------ INPUT MATERIAL

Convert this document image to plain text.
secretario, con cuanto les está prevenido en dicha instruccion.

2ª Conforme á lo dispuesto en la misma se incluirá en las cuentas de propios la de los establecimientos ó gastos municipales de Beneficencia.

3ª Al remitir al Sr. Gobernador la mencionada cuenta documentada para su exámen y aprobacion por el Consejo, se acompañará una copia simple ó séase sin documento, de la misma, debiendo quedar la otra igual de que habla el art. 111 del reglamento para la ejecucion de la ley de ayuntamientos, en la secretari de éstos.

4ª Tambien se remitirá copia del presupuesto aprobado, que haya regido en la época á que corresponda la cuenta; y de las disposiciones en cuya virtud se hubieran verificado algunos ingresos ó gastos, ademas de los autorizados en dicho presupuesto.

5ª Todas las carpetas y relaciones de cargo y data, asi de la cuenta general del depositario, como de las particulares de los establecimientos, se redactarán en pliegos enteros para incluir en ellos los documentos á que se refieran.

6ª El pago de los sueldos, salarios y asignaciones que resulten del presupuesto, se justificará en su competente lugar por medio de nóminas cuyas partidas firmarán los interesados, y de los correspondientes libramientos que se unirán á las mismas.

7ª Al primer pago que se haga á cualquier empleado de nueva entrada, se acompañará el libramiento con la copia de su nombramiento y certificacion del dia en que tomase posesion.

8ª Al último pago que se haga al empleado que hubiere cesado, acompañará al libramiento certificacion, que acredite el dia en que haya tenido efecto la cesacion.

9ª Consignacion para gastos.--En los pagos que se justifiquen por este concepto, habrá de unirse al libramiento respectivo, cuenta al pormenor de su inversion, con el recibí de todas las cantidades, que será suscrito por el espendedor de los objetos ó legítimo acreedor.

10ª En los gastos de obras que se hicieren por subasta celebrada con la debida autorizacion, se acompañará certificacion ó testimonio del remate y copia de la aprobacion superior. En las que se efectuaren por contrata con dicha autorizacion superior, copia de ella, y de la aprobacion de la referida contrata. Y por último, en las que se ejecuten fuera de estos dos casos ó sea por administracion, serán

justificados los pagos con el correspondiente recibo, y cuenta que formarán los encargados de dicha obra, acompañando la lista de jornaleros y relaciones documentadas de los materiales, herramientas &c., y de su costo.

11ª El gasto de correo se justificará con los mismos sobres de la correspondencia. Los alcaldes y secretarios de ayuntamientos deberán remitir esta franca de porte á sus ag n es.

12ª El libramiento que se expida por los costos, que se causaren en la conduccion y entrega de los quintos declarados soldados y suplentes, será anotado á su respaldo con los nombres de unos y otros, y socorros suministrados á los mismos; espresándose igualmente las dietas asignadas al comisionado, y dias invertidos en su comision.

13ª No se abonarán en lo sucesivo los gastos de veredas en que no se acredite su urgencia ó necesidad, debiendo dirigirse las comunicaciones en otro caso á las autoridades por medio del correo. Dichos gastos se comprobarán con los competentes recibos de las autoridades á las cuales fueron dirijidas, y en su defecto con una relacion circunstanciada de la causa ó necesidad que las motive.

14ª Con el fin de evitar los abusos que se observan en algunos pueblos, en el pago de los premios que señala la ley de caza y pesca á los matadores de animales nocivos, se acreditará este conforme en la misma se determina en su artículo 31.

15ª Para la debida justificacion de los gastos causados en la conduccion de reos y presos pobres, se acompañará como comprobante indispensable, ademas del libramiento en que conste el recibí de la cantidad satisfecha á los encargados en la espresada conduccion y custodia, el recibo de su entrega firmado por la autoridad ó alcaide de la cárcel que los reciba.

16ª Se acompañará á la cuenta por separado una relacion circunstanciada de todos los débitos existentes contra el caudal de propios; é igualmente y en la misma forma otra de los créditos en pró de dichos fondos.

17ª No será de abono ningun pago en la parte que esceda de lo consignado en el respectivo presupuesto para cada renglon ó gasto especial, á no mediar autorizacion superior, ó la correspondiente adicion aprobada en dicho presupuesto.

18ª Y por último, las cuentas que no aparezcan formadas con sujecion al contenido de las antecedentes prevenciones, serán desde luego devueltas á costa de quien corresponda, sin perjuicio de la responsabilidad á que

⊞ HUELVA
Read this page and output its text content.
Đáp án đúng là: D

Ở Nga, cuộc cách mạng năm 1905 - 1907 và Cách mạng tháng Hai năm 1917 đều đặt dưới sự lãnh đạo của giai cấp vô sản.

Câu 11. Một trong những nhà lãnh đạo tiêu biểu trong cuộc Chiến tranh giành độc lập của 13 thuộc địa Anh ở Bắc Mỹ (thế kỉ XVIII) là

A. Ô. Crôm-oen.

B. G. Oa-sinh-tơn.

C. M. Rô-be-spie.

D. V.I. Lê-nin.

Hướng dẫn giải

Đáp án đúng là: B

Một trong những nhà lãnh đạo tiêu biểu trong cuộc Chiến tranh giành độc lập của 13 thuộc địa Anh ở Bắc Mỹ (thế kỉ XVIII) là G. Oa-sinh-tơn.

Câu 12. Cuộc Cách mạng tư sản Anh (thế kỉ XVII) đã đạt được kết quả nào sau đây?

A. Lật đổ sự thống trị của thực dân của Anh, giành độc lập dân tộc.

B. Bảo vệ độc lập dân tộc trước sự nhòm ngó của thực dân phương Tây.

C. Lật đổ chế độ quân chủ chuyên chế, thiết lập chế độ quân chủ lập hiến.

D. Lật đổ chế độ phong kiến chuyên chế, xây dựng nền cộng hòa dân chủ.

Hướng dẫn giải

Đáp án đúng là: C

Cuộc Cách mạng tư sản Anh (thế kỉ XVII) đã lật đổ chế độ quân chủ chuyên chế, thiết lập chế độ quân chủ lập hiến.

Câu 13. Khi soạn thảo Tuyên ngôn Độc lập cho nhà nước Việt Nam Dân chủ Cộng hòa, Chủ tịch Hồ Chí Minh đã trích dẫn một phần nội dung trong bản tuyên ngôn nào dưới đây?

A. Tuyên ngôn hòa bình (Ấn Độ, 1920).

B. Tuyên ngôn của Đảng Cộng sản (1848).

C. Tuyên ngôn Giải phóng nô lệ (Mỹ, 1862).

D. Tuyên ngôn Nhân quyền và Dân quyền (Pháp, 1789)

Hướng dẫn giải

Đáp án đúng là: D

------------

Give a single number: the count of lines above that include the word "những".

2